> _Records provided_
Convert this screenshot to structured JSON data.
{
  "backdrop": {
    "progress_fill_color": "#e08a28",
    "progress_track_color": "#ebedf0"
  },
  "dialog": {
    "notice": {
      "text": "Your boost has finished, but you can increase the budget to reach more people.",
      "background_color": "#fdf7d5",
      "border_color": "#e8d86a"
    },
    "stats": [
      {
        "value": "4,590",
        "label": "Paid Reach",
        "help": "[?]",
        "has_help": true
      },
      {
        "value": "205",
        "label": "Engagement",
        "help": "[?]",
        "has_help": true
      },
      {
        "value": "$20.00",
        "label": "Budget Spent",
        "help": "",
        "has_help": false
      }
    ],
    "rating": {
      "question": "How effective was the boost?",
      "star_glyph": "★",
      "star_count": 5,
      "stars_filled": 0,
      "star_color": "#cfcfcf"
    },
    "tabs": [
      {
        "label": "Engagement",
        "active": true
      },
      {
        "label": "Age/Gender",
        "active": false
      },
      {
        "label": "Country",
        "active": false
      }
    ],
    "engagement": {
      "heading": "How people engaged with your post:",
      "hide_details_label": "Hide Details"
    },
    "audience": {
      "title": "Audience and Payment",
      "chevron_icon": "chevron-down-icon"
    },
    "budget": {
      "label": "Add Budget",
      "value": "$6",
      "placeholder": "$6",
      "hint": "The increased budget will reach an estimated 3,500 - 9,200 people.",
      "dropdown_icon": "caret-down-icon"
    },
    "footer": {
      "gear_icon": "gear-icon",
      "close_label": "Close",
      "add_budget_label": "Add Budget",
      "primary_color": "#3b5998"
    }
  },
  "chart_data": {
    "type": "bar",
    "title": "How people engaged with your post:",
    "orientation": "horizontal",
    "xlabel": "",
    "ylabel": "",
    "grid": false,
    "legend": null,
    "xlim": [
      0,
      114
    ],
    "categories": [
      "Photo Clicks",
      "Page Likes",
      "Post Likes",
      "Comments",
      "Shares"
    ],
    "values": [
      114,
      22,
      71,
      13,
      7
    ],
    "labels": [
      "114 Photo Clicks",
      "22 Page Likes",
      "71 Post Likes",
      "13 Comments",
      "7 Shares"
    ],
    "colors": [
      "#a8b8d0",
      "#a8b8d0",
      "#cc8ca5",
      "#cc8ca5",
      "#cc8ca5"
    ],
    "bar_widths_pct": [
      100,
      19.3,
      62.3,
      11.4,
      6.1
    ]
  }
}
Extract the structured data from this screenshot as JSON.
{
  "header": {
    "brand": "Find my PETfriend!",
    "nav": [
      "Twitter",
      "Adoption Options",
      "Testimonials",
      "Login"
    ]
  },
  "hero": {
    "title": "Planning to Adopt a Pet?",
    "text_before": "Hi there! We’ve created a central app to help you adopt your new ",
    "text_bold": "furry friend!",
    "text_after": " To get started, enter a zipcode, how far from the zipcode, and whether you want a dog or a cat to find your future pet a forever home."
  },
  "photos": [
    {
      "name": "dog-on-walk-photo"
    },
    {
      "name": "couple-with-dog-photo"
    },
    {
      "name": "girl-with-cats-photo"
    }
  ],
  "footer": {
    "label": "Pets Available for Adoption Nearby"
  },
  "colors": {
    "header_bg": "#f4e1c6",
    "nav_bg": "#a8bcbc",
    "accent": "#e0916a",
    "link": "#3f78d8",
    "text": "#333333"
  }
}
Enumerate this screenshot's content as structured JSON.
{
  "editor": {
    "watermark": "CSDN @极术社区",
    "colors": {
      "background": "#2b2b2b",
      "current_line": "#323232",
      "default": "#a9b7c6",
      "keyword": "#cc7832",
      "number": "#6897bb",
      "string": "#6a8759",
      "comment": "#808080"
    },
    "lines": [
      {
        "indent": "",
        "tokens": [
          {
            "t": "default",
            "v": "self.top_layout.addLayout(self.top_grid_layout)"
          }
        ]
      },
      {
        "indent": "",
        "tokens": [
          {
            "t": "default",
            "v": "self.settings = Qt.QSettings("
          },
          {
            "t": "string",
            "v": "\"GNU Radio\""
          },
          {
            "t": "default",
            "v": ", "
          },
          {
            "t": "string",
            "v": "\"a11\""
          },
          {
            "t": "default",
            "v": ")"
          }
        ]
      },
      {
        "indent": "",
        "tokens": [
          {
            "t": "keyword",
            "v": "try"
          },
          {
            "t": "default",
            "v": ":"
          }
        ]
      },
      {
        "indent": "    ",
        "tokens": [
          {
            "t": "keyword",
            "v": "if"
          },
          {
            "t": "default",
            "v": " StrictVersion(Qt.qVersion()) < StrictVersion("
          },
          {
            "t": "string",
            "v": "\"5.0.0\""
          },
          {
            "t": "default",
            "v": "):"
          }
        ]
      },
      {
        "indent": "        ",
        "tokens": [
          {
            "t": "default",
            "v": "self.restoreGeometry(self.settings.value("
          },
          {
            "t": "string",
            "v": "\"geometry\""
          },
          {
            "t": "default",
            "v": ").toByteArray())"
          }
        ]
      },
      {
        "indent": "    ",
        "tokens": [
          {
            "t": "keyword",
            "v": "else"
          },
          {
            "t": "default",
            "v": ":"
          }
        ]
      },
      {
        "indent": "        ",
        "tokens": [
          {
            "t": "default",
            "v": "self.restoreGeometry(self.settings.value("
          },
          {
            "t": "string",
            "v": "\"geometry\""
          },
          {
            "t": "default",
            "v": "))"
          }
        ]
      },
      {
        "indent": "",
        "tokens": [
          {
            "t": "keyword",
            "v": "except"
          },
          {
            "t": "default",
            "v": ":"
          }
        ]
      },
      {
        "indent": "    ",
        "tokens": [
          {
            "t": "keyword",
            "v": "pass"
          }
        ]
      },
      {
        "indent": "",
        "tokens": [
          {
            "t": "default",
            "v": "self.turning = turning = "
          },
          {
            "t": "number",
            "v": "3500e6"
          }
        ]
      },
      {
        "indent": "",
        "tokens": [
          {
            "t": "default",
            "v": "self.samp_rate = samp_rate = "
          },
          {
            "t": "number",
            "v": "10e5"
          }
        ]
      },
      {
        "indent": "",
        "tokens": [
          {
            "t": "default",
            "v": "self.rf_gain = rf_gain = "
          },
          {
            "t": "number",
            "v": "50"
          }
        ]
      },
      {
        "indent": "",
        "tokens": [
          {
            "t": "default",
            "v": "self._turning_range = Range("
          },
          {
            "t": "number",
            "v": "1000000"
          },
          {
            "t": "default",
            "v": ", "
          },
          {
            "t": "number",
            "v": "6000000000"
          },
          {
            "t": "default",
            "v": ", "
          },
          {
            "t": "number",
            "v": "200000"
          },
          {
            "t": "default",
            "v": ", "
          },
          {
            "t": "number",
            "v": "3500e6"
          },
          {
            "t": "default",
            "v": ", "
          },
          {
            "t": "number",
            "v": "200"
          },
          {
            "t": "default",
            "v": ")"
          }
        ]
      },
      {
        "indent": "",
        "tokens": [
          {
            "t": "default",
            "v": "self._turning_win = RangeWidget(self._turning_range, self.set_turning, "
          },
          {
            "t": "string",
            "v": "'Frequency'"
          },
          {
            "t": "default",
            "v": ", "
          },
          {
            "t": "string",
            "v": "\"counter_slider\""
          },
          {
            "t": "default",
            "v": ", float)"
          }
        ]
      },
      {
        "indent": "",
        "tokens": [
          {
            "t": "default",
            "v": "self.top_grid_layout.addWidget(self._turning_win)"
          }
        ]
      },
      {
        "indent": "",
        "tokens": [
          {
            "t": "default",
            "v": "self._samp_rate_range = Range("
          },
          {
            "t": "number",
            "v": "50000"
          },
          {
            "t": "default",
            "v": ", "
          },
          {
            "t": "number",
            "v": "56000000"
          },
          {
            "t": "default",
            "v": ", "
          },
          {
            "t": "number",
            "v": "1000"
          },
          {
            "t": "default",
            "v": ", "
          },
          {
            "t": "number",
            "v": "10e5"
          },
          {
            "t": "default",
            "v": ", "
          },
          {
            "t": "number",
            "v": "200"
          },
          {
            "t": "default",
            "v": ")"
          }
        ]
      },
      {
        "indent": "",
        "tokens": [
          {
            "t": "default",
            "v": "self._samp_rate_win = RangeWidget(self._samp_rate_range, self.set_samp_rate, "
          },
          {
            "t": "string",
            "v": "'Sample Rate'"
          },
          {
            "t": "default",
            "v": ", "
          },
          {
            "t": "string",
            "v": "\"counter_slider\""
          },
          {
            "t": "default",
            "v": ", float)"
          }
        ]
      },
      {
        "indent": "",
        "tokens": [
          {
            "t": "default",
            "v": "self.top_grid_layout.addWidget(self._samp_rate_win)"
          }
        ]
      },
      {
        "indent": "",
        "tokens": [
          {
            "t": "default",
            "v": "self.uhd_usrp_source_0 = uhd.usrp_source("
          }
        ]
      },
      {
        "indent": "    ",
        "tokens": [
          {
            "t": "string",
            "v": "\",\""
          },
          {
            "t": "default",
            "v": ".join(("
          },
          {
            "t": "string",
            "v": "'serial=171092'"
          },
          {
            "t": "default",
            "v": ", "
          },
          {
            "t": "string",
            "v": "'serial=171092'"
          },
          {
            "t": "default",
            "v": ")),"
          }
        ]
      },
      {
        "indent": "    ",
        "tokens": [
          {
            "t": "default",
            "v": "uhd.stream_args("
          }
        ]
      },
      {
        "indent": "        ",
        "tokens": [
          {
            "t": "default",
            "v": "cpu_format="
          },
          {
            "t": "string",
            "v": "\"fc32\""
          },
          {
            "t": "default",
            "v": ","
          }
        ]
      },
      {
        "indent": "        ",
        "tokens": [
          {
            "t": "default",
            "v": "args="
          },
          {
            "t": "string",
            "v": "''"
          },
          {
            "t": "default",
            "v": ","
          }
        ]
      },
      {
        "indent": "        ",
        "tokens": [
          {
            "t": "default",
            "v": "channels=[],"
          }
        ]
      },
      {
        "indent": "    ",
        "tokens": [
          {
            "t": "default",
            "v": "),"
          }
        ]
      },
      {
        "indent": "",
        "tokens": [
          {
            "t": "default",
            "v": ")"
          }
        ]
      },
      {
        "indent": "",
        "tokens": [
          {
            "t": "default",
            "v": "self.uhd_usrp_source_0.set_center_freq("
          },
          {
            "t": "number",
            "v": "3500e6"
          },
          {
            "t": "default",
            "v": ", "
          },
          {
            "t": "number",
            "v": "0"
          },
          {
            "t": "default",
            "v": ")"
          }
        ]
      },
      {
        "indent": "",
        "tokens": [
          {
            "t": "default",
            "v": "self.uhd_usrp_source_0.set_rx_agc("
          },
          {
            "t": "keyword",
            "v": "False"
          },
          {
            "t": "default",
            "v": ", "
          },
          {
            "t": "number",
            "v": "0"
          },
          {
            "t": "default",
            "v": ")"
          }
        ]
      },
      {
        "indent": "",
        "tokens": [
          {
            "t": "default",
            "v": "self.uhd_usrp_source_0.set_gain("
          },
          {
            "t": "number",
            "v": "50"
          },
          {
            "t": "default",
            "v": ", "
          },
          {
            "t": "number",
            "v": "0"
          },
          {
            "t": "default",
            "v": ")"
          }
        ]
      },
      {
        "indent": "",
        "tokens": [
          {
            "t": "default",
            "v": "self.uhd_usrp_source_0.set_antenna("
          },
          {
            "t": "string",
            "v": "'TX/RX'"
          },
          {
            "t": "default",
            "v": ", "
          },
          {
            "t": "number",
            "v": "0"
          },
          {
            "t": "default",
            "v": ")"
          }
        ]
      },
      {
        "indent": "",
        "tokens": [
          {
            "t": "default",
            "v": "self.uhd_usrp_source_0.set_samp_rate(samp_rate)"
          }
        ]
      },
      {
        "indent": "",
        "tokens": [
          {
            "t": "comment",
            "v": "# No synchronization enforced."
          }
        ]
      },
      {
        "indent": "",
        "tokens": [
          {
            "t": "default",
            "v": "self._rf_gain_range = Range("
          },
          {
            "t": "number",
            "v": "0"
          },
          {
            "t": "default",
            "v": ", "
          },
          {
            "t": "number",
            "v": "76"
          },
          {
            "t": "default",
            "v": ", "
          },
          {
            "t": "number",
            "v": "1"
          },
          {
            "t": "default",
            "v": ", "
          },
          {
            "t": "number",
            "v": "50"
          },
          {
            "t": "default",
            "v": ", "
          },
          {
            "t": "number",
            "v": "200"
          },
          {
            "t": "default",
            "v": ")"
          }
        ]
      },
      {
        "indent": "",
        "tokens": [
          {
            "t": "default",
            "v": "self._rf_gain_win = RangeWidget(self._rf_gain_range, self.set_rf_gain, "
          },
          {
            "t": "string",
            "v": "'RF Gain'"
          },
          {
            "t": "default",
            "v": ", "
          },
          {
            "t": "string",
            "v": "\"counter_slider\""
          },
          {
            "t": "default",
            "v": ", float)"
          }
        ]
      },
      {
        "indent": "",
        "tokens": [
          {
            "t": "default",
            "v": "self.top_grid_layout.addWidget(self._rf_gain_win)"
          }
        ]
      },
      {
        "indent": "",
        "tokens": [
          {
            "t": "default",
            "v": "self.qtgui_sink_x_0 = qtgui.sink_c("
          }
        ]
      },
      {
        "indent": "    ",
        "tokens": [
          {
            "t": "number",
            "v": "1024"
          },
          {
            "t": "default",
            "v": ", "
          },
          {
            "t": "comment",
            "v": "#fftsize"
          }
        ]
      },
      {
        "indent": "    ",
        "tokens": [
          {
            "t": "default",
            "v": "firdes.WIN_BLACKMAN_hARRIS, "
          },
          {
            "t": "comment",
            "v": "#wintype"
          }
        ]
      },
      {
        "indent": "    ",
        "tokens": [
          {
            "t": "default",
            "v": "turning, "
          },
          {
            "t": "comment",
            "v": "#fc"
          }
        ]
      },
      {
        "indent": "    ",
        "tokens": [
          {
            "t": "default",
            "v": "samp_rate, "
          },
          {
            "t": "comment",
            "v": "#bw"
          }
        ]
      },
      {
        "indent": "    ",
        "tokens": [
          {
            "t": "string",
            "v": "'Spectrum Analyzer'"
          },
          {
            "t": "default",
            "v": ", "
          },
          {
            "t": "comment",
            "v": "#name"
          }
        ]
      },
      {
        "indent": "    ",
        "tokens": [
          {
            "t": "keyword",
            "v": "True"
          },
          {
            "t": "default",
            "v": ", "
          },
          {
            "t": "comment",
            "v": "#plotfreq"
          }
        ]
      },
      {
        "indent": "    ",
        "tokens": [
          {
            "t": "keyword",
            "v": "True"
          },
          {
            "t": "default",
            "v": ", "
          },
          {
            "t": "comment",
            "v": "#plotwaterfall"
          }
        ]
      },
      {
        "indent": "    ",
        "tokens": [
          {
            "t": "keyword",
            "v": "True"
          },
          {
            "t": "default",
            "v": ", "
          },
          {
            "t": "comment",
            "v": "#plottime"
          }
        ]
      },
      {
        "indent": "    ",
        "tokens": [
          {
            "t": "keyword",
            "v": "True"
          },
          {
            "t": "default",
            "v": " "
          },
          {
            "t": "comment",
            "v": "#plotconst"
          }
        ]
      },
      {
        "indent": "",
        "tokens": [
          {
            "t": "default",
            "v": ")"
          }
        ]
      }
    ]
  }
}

> _Given request_
Of the lines above, how many hold the word "icon"? Say the number alone.

> _Completed task_
3